====== Records provided
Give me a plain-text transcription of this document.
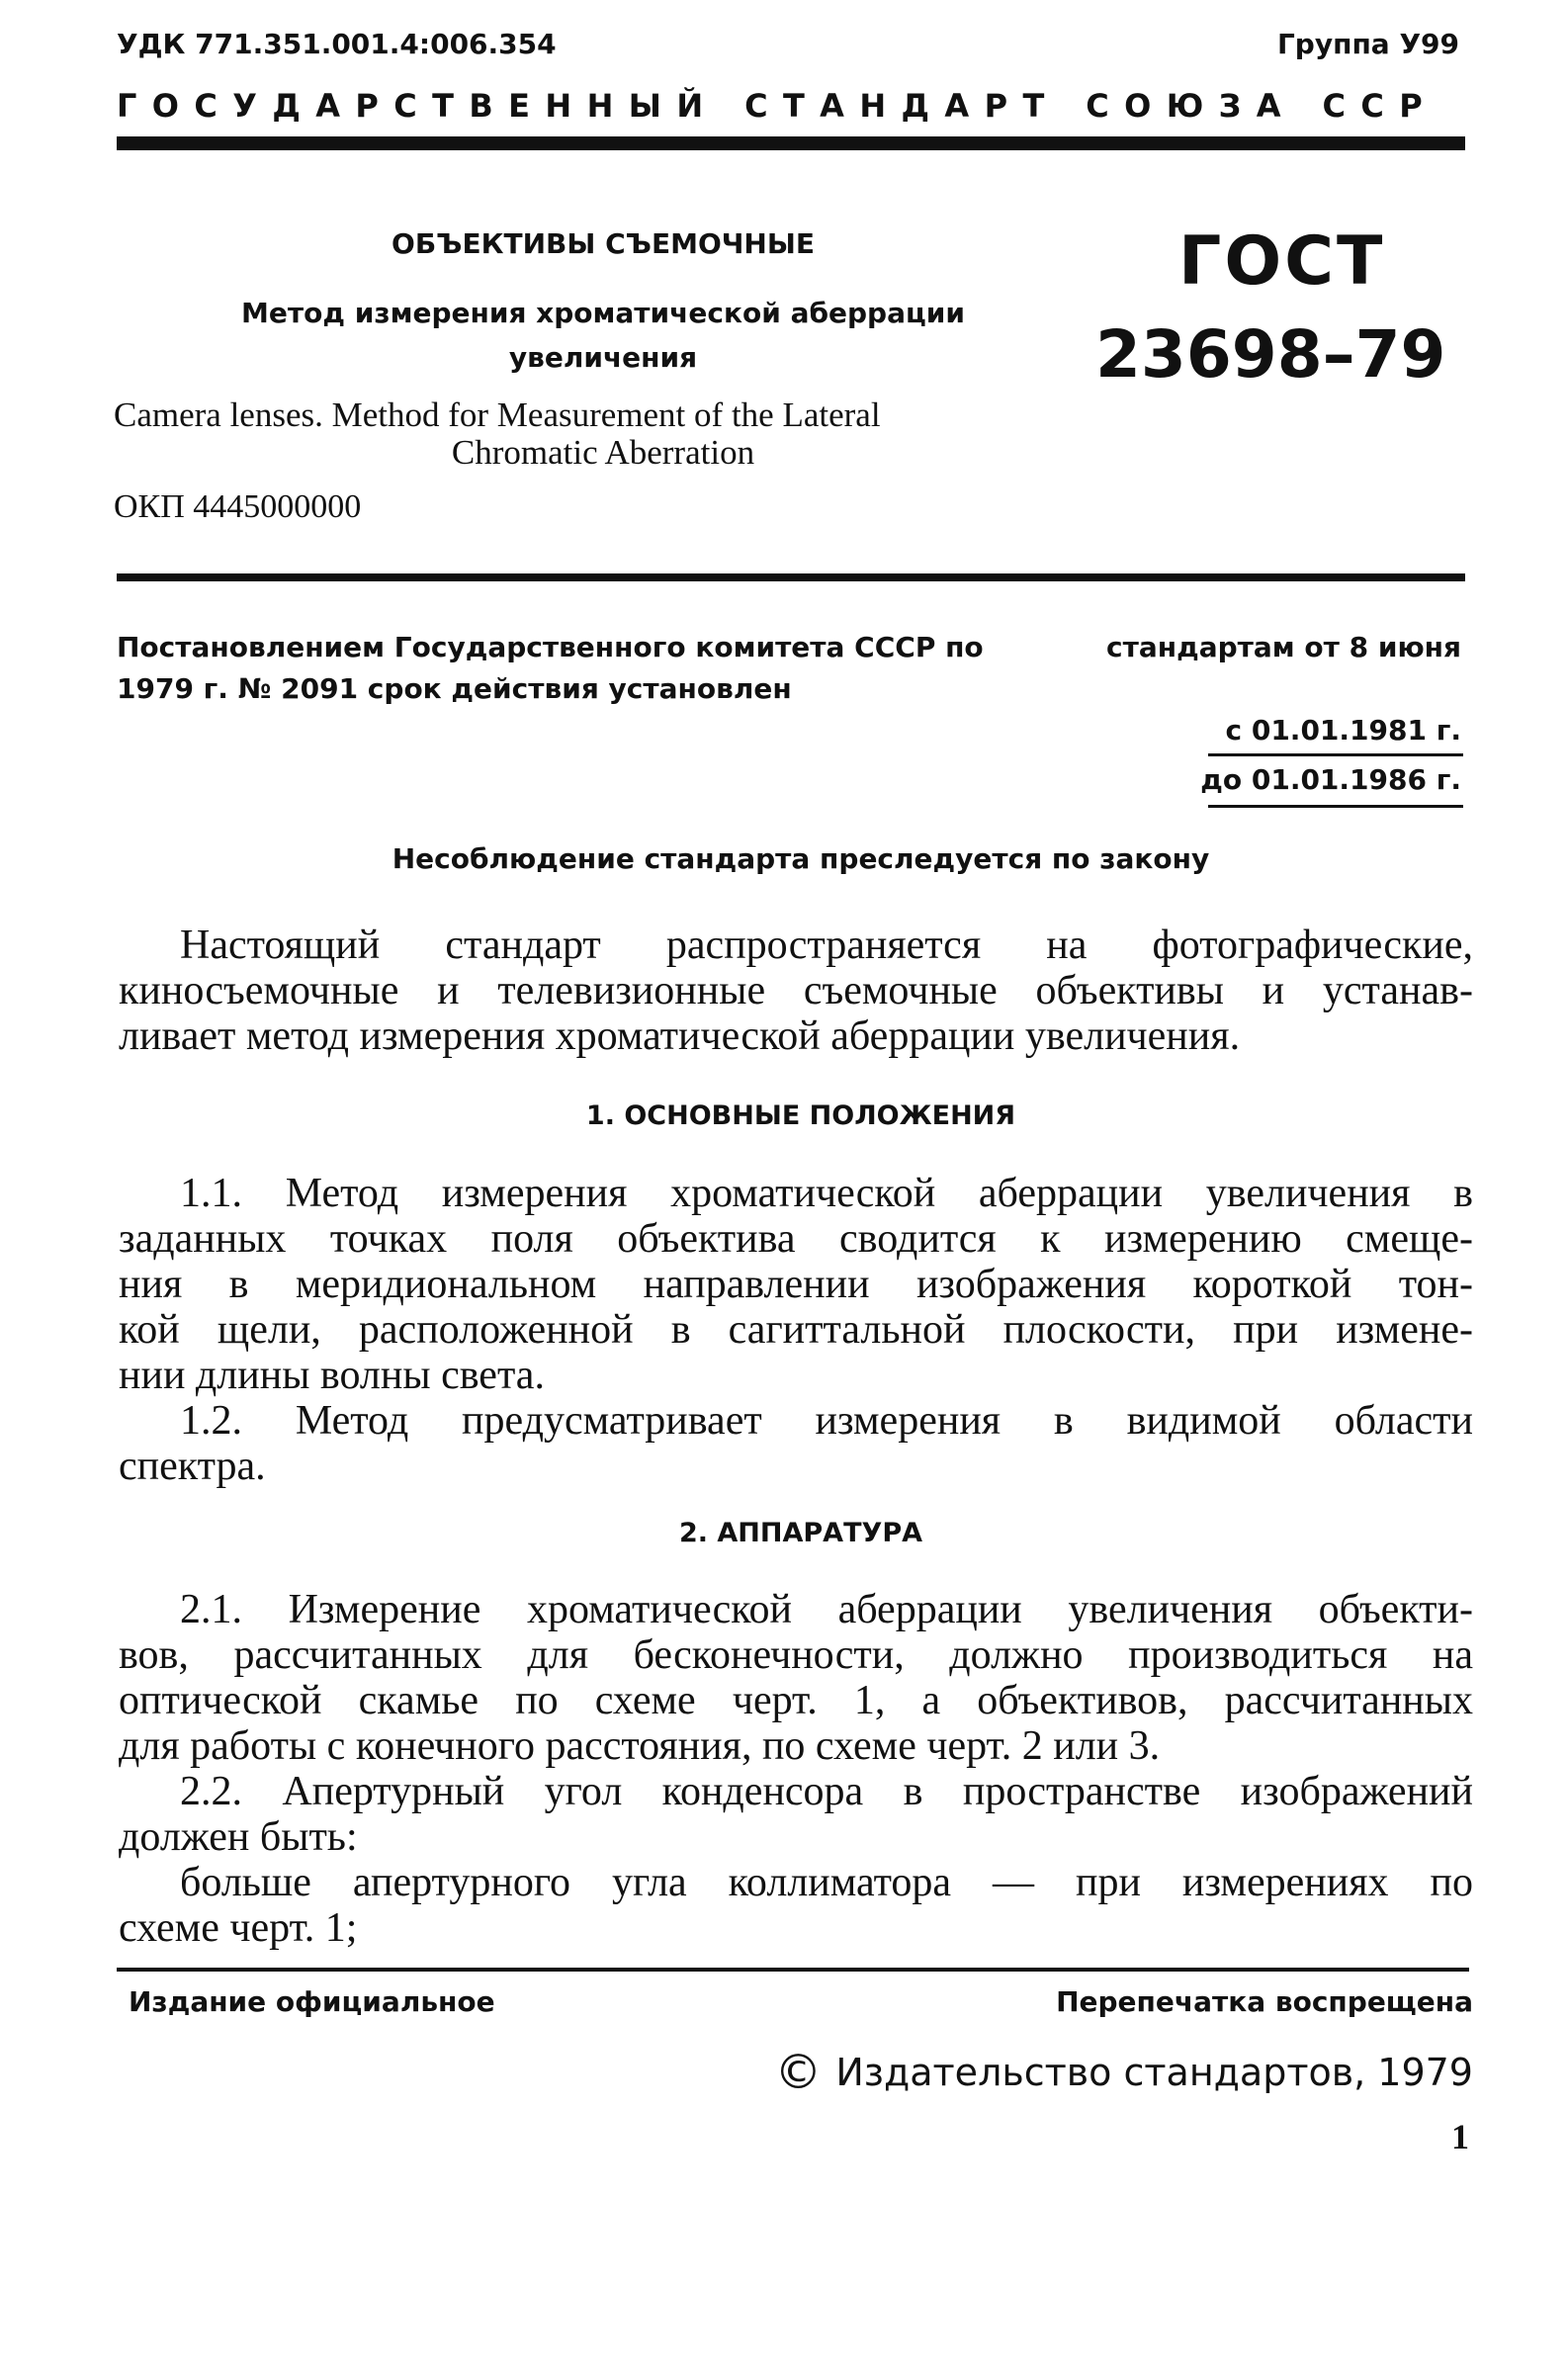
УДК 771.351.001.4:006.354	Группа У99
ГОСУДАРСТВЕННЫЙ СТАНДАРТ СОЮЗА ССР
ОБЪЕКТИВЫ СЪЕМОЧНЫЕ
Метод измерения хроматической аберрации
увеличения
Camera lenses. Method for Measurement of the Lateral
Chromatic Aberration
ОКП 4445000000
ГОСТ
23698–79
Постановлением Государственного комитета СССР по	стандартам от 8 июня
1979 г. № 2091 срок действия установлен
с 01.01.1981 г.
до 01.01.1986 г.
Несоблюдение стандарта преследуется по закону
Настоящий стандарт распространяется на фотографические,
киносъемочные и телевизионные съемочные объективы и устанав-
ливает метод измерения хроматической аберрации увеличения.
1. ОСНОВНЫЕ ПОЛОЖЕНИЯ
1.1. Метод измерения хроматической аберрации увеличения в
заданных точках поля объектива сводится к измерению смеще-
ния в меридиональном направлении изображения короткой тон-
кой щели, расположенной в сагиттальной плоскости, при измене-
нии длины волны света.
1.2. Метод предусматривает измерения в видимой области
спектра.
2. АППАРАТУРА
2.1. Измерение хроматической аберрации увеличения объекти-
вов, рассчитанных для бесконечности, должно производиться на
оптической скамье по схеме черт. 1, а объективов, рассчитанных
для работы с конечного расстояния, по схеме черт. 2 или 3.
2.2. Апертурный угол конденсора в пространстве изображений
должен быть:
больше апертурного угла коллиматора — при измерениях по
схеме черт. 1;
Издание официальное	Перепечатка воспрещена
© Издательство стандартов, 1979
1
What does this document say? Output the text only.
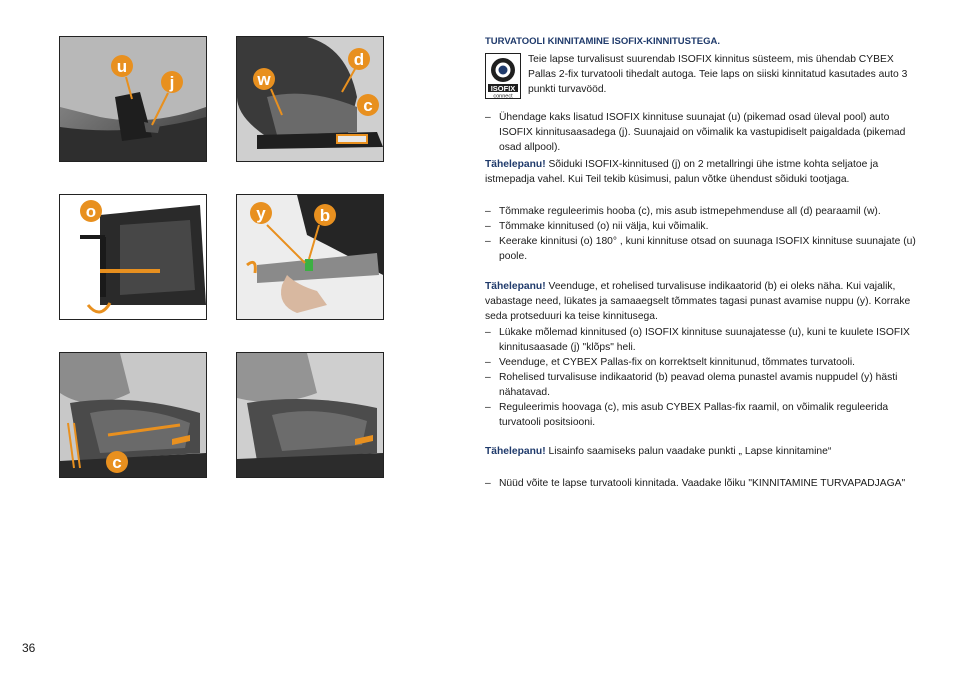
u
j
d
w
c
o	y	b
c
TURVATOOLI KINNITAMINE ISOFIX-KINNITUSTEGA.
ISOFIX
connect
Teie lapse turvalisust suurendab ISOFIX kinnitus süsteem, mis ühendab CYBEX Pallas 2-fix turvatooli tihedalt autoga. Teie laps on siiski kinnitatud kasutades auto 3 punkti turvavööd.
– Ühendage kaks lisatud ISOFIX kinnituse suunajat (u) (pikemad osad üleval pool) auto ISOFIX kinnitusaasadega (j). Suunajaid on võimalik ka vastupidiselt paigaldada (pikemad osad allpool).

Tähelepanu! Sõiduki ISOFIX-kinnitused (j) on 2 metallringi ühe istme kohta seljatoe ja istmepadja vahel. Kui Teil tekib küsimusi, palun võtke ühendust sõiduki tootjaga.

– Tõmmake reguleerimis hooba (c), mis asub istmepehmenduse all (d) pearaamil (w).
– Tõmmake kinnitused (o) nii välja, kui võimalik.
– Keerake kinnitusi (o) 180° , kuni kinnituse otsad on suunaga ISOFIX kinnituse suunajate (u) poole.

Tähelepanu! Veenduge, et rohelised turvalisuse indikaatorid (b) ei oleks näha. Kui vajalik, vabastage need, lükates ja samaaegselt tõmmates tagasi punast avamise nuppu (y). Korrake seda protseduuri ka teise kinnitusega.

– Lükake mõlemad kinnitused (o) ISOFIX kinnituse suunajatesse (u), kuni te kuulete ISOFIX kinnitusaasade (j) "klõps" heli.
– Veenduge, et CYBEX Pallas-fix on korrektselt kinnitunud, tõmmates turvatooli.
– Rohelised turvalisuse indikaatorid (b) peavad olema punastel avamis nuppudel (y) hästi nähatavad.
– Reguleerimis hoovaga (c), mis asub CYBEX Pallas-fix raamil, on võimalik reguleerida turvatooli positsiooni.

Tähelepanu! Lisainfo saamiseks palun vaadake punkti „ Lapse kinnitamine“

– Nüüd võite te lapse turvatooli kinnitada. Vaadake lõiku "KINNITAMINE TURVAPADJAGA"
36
============
→ Short exercise:
Your job is to transcribe the entries above exactly; skip the pictures.

→ The reply:
Give me a plain-text transcription of this document.
УДК 771.351.001.4:006.354	Группа У99
ГОСУДАРСТВЕННЫЙ СТАНДАРТ СОЮЗА ССР
ОБЪЕКТИВЫ СЪЕМОЧНЫЕ
Метод измерения хроматической аберрации
увеличения
Camera lenses. Method for Measurement of the Lateral
Chromatic Aberration
ОКП 4445000000
ГОСТ
23698–79
Постановлением Государственного комитета СССР по	стандартам от 8 июня
1979 г. № 2091 срок действия установлен
с 01.01.1981 г.
до 01.01.1986 г.
Несоблюдение стандарта преследуется по закону
Настоящий стандарт распространяется на фотографические,
киносъемочные и телевизионные съемочные объективы и устанав-
ливает метод измерения хроматической аберрации увеличения.
1. ОСНОВНЫЕ ПОЛОЖЕНИЯ
1.1. Метод измерения хроматической аберрации увеличения в
заданных точках поля объектива сводится к измерению смеще-
ния в меридиональном направлении изображения короткой тон-
кой щели, расположенной в сагиттальной плоскости, при измене-
нии длины волны света.
1.2. Метод предусматривает измерения в видимой области
спектра.
2. АППАРАТУРА
2.1. Измерение хроматической аберрации увеличения объекти-
вов, рассчитанных для бесконечности, должно производиться на
оптической скамье по схеме черт. 1, а объективов, рассчитанных
для работы с конечного расстояния, по схеме черт. 2 или 3.
2.2. Апертурный угол конденсора в пространстве изображений
должен быть:
больше апертурного угла коллиматора — при измерениях по
схеме черт. 1;
Издание официальное	Перепечатка воспрещена
© Издательство стандартов, 1979
1
What does this document say? Output the text only.
u
j
d
w
c
o	y	b
c
TURVATOOLI KINNITAMINE ISOFIX-KINNITUSTEGA.
ISOFIX
connect
Teie lapse turvalisust suurendab ISOFIX kinnitus süsteem, mis ühendab CYBEX Pallas 2-fix turvatooli tihedalt autoga. Teie laps on siiski kinnitatud kasutades auto 3 punkti turvavööd.
– Ühendage kaks lisatud ISOFIX kinnituse suunajat (u) (pikemad osad üleval pool) auto ISOFIX kinnitusaasadega (j). Suunajaid on võimalik ka vastupidiselt paigaldada (pikemad osad allpool).

Tähelepanu! Sõiduki ISOFIX-kinnitused (j) on 2 metallringi ühe istme kohta seljatoe ja istmepadja vahel. Kui Teil tekib küsimusi, palun võtke ühendust sõiduki tootjaga.

– Tõmmake reguleerimis hooba (c), mis asub istmepehmenduse all (d) pearaamil (w).
– Tõmmake kinnitused (o) nii välja, kui võimalik.
– Keerake kinnitusi (o) 180° , kuni kinnituse otsad on suunaga ISOFIX kinnituse suunajate (u) poole.

Tähelepanu! Veenduge, et rohelised turvalisuse indikaatorid (b) ei oleks näha. Kui vajalik, vabastage need, lükates ja samaaegselt tõmmates tagasi punast avamise nuppu (y). Korrake seda protseduuri ka teise kinnitusega.

– Lükake mõlemad kinnitused (o) ISOFIX kinnituse suunajatesse (u), kuni te kuulete ISOFIX kinnitusaasade (j) "klõps" heli.
– Veenduge, et CYBEX Pallas-fix on korrektselt kinnitunud, tõmmates turvatooli.
– Rohelised turvalisuse indikaatorid (b) peavad olema punastel avamis nuppudel (y) hästi nähatavad.
– Reguleerimis hoovaga (c), mis asub CYBEX Pallas-fix raamil, on võimalik reguleerida turvatooli positsiooni.

Tähelepanu! Lisainfo saamiseks palun vaadake punkti „ Lapse kinnitamine“

– Nüüd võite te lapse turvatooli kinnitada. Vaadake lõiku "KINNITAMINE TURVAPADJAGA"
36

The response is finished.